== EXERCISE DIRECTIONS ==
Transcribe all of the records precisely as they are presented.

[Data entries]
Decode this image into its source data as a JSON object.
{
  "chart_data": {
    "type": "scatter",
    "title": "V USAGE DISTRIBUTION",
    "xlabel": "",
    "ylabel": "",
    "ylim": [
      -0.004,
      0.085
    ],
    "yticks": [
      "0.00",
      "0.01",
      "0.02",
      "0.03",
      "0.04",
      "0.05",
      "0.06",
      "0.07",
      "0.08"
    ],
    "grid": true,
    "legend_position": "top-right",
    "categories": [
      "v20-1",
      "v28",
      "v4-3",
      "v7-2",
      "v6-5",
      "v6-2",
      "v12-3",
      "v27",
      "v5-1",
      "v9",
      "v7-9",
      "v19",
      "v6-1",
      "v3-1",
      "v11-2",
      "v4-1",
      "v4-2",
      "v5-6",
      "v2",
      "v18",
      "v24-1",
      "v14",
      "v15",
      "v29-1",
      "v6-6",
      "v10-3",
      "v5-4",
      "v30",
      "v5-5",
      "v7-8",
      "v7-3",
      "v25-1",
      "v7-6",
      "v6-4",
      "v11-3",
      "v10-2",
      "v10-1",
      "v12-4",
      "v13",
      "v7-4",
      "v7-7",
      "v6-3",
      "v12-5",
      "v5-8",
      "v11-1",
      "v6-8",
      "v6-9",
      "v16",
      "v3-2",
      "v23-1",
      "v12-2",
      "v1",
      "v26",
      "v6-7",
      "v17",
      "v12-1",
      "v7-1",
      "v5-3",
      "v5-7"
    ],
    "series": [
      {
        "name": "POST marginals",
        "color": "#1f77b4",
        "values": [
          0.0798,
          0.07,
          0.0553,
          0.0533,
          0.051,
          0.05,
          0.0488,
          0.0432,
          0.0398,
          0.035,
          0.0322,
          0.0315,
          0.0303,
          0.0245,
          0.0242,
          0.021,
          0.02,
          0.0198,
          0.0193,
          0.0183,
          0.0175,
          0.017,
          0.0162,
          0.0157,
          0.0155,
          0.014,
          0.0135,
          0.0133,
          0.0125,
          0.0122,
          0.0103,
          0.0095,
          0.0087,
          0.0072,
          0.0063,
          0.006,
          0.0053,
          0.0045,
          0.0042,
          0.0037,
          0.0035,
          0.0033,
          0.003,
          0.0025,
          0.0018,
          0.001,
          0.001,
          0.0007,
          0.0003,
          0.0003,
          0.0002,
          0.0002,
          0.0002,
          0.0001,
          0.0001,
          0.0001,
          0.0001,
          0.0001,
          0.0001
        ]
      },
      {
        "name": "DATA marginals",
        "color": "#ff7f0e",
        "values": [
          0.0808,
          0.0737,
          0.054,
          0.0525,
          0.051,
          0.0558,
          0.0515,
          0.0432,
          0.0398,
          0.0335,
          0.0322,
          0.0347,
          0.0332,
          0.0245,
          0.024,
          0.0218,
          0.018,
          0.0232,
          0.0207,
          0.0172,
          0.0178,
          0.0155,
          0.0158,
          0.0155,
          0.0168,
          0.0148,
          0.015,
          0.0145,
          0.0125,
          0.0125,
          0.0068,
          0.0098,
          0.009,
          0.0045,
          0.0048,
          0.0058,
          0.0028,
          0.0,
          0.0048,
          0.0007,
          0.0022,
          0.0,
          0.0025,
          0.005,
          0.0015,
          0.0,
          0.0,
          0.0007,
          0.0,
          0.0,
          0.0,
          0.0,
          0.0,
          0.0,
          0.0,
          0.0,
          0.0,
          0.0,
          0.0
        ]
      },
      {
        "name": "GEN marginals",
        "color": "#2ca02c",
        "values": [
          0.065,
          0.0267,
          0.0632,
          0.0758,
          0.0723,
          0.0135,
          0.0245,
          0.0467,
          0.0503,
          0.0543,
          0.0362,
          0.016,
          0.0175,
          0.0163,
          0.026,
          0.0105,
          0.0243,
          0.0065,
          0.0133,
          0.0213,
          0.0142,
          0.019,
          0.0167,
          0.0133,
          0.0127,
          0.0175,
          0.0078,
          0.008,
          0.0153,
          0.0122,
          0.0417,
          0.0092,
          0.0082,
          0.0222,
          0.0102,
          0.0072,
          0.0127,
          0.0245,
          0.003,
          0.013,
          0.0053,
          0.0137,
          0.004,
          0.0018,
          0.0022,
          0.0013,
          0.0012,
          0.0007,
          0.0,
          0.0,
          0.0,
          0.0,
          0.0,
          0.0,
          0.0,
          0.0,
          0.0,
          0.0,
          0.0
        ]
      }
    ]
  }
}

== ANSWER TO THIS PROBLEM ==
Decode this image into its source data as a JSON object.
{
  "chart_data": {
    "type": "scatter",
    "title": "V USAGE DISTRIBUTION",
    "xlabel": "",
    "ylabel": "",
    "ylim": [
      -0.004,
      0.085
    ],
    "yticks": [
      "0.00",
      "0.01",
      "0.02",
      "0.03",
      "0.04",
      "0.05",
      "0.06",
      "0.07",
      "0.08"
    ],
    "grid": true,
    "legend_position": "top-right",
    "categories": [
      "v20-1",
      "v28",
      "v4-3",
      "v7-2",
      "v6-5",
      "v6-2",
      "v12-3",
      "v27",
      "v5-1",
      "v9",
      "v7-9",
      "v19",
      "v6-1",
      "v3-1",
      "v11-2",
      "v4-1",
      "v4-2",
      "v5-6",
      "v2",
      "v18",
      "v24-1",
      "v14",
      "v15",
      "v29-1",
      "v6-6",
      "v10-3",
      "v5-4",
      "v30",
      "v5-5",
      "v7-8",
      "v7-3",
      "v25-1",
      "v7-6",
      "v6-4",
      "v11-3",
      "v10-2",
      "v10-1",
      "v12-4",
      "v13",
      "v7-4",
      "v7-7",
      "v6-3",
      "v12-5",
      "v5-8",
      "v11-1",
      "v6-8",
      "v6-9",
      "v16",
      "v3-2",
      "v23-1",
      "v12-2",
      "v1",
      "v26",
      "v6-7",
      "v17",
      "v12-1",
      "v7-1",
      "v5-3",
      "v5-7"
    ],
    "series": [
      {
        "name": "POST marginals",
        "color": "#1f77b4",
        "values": [
          0.0798,
          0.07,
          0.0553,
          0.0533,
          0.051,
          0.05,
          0.0488,
          0.0432,
          0.0398,
          0.035,
          0.0322,
          0.0315,
          0.0303,
          0.0245,
          0.0242,
          0.021,
          0.02,
          0.0198,
          0.0193,
          0.0183,
          0.0175,
          0.017,
          0.0162,
          0.0157,
          0.0155,
          0.014,
          0.0135,
          0.0133,
          0.0125,
          0.0122,
          0.0103,
          0.0095,
          0.0087,
          0.0072,
          0.0063,
          0.006,
          0.0053,
          0.0045,
          0.0042,
          0.0037,
          0.0035,
          0.0033,
          0.003,
          0.0025,
          0.0018,
          0.001,
          0.001,
          0.0007,
          0.0003,
          0.0003,
          0.0002,
          0.0002,
          0.0002,
          0.0001,
          0.0001,
          0.0001,
          0.0001,
          0.0001,
          0.0001
        ]
      },
      {
        "name": "DATA marginals",
        "color": "#ff7f0e",
        "values": [
          0.0808,
          0.0737,
          0.054,
          0.0525,
          0.051,
          0.0558,
          0.0515,
          0.0432,
          0.0398,
          0.0335,
          0.0322,
          0.0347,
          0.0332,
          0.0245,
          0.024,
          0.0218,
          0.018,
          0.0232,
          0.0207,
          0.0172,
          0.0178,
          0.0155,
          0.0158,
          0.0155,
          0.0168,
          0.0148,
          0.015,
          0.0145,
          0.0125,
          0.0125,
          0.0068,
          0.0098,
          0.009,
          0.0045,
          0.0048,
          0.0058,
          0.0028,
          0.0,
          0.0048,
          0.0007,
          0.0022,
          0.0,
          0.0025,
          0.005,
          0.0015,
          0.0,
          0.0,
          0.0007,
          0.0,
          0.0,
          0.0,
          0.0,
          0.0,
          0.0,
          0.0,
          0.0,
          0.0,
          0.0,
          0.0
        ]
      },
      {
        "name": "GEN marginals",
        "color": "#2ca02c",
        "values": [
          0.065,
          0.0267,
          0.0632,
          0.0758,
          0.0723,
          0.0135,
          0.0245,
          0.0467,
          0.0503,
          0.0543,
          0.0362,
          0.016,
          0.0175,
          0.0163,
          0.026,
          0.0105,
          0.0243,
          0.0065,
          0.0133,
          0.0213,
          0.0142,
          0.019,
          0.0167,
          0.0133,
          0.0127,
          0.0175,
          0.0078,
          0.008,
          0.0153,
          0.0122,
          0.0417,
          0.0092,
          0.0082,
          0.0222,
          0.0102,
          0.0072,
          0.0127,
          0.0245,
          0.003,
          0.013,
          0.0053,
          0.0137,
          0.004,
          0.0018,
          0.0022,
          0.0013,
          0.0012,
          0.0007,
          0.0,
          0.0,
          0.0,
          0.0,
          0.0,
          0.0,
          0.0,
          0.0,
          0.0,
          0.0,
          0.0
        ]
      }
    ]
  }
}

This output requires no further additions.